### INSTRUCCIÓN A
Resume en dos oraciones el relato sobre la anciana de Barcelona.
### INSTRUCCIÓN B
Prosigue el relato sobre la anciana de Barcelona a partir de su última oración.

Resultó que no salía de casa desde hacía un mes. Comía las últimas conservas, que se le acabaron días atrás.
Mirándome con ojos claros, me dijo: «¿Sabes, hijo? Siempre que salgo de casa le pido a Dios aunque sea diez euros para comida. A veces encontraba monedas en la calle. Y tú me compraste tantas cosas».
Me sentí incómodo. La llevé a su casa y subí los alimentos. Vivía en un buen edificio —uno de esos bloques altos de ladrillo en el cruce de la Avenida Diagonal con la calle Balmes, en Barcelona. Me sorprendí.
Y eso fue lo más impactante: en ese edificio viven muchas personas acomodadas, que conocían a su hijo, que ven que una mujer mayor vive sola, que anda en otoño con chanclas y se alimenta mal… Subí a su casa.
Había cartones en el suelo, los electrodomésticos arrancados de la cocina. Ella explicó que eso lo hicieron su nuera y su hermana después de la muerte de su hijo. Se llevaron todo y no han vuelto a aparecer —esperan su muerte para quedarse con el piso. Deberías haber visto cómo vive, lo que tenía sobre la mesa.
Entiendo por qué no le alcanza la pensión para comer: los gastos comunitarios en ese edificio, el portero y todo lo demás, cuestan el doble que en una vivienda modesta. Pero no tiene otra casa, y le da miedo cambiar de piso porque a los mayores a menudo los engañan o los matan. En fin, cambiar no es una opción. Pero eso no es lo más importante.
Lo principal es que esa modesta cesta de comida, suficiente para un mes, costó solo 30 euros. ¡Treinta euros! ¿De verdad nadie en ese edificio de clase media-alta puede unirse y ayudar a una abuela a no morirse de hambre?
¡Y qué abuela! Trabajó en un instituto de investigación espacial. Vi fotos antiguas —¡era hermosa! Y ahora esta vejez…
Su hermana llama cada seis meses para preguntar si ya ha muerto. Y cuando se entera de que sigue viva, la maldice y le cuelga. Tiene un nieto, una nuera, que también esperan su muerte. ¡Parientes así no merecen ni el saludo! Pero no lo lograrán: la abuela tendrá comida, ropa y hasta irá a un balneario. Les sobrevivirá a todos, haré lo posible.

### DATOS EXTRAÍDOS

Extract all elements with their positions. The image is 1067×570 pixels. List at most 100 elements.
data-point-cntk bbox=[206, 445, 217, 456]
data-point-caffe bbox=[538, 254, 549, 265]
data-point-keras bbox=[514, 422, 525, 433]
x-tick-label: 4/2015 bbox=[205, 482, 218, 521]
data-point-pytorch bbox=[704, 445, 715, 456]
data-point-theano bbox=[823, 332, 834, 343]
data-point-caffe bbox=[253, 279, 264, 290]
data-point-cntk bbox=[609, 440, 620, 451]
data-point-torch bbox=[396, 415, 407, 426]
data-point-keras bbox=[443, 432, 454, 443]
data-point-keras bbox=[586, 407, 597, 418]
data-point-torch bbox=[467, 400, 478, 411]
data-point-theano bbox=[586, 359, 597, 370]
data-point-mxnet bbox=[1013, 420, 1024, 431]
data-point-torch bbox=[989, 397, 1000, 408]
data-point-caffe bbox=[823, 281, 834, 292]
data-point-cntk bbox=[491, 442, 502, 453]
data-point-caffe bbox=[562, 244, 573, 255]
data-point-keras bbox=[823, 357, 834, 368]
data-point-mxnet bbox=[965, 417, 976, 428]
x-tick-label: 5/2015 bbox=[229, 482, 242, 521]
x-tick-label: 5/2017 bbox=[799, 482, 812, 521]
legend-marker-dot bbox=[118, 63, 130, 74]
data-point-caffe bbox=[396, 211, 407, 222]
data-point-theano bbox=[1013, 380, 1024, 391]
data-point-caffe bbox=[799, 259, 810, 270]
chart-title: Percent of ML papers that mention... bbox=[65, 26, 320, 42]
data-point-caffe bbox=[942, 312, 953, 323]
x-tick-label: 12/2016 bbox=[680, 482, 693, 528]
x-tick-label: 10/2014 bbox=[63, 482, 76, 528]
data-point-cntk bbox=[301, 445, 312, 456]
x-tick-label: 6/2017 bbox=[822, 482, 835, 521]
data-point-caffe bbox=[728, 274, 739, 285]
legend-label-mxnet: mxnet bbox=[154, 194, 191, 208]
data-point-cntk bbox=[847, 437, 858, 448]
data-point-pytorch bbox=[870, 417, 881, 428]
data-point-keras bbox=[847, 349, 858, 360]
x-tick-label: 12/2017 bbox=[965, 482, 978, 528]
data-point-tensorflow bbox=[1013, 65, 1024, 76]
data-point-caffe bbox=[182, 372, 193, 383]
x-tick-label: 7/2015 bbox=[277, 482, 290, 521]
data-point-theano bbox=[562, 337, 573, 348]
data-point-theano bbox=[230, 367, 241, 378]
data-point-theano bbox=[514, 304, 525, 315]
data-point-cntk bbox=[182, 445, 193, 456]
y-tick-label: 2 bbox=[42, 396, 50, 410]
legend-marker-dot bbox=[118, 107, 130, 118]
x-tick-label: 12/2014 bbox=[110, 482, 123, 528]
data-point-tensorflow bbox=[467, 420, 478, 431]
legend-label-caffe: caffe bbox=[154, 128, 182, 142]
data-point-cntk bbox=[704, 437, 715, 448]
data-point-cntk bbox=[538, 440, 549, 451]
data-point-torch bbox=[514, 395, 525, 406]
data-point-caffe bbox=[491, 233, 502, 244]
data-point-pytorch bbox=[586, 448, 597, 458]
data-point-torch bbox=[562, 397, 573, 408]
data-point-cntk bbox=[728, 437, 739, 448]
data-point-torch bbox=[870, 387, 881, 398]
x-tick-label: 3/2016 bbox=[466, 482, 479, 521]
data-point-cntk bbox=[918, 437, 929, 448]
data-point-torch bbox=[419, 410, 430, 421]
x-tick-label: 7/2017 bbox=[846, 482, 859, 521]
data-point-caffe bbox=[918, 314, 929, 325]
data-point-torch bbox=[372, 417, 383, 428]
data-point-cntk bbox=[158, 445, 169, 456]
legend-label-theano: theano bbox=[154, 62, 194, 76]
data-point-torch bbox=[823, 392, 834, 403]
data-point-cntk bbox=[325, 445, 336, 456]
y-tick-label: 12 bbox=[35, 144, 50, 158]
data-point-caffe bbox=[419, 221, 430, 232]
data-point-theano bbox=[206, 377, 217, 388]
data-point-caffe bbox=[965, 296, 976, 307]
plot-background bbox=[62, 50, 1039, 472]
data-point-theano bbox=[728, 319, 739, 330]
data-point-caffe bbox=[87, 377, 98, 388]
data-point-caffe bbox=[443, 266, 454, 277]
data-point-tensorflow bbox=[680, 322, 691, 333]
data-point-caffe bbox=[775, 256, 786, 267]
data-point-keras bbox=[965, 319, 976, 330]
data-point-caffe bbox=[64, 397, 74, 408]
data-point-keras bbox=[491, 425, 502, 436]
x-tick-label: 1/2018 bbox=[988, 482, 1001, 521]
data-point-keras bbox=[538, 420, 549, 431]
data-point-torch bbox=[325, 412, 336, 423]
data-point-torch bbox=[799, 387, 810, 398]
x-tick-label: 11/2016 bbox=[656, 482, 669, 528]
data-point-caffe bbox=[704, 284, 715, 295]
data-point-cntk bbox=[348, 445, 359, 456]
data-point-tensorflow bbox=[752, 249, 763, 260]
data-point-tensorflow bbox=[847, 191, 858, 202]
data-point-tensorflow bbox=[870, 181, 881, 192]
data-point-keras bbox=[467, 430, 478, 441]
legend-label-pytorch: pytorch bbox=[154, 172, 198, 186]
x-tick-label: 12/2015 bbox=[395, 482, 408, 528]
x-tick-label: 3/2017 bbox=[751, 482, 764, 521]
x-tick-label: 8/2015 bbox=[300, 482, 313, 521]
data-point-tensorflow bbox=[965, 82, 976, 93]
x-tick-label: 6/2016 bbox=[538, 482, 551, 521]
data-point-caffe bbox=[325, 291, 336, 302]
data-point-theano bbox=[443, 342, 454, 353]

### RESULTADO A
Una anciana que vive sola en un edificio acomodado de Barcelona llevaba un mes sin salir de casa y se había quedado sin comida. Tras la muerte de su hijo, su nuera y su hermana vaciaron el piso y esperan su muerte para quedarse con él, mientras que quien narra le compró alimentos para un mes por solo 30 euros y promete que tendrá comida, ropa y hasta irá a un balneario.

### RESULTADO B
Al despedirme, me llenó de bendiciones. No sabía qué hacer: si agradecer, si irme rápido, si llorar. Le prometí volver. Al regresar a casa, abrí Telegram y vi que un amigo había descrito una situación parecida en otro supermercado. Me convencí aún más de que la situación es terrible.
Un anciano puede morirse de hambre en un edificio donde todos saben que pasa hambre, y cada uno tiene la posibilidad, sin gran esfuerzo, de alargarle la vida. Y a nadie le importa. Les da igual. Vendrán los médicos, firmarán lo que sea, y ya está. Nadie se inmuta. Morirá de hambre y a nadie le importará. Siglo XXI, Barcelona, por Dios.
Esa noche no pude dormir. Me rondaban en la cabeza fragmentos de sus frases, imágenes de su vida pasada y la realidad actual. ¿Por qué el mundo es tan injusto? ¿Por qué personas que dieron su vida por la ciencia, por el país, deben terminar sus días en miseria y soledad, rodeadas de parientes codiciosos que solo esperan su muerte?
La decisión llegó sola. No podía dejarlo así. Llamé a un amigo con un pequeño negocio de alimentos. Le conté la historia y, sin dudarlo, aceptó entregar mensualmente un paquete de comida para la abuela. Involucré a otros conocidos que quisieron ayudar con medicamentos y necesidades básicas.
Una semana después volví a casa de la abuela. Estaba feliz de verme, como si fuera su nieto de verdad. Le llevé alimentos, medicinas y un par de zapatos de invierno nuevos. Organicé una pequeña limpieza en el piso, conseguí un técnico que reparó la cocina. La abuela brillaba de felicidad, sus ojos volvían a tener vida.
Sabía que era solo el comienzo. Había que resolver el tema con los familiares, protegerla de sus intentos de quedarse con el piso. Encontré un buen abogado que aceptó encargarse del caso. Poco a poco la vida de la abuela comenzó a mejorar. Y cada vez que veía su sonrisa, sabía que había tomado la decisión correcta. Que incluso en este mundo indiferente hay espacio para la compasión y la bondad. Que una pequeña ayuda puede cambiar la vida de alguien para bien.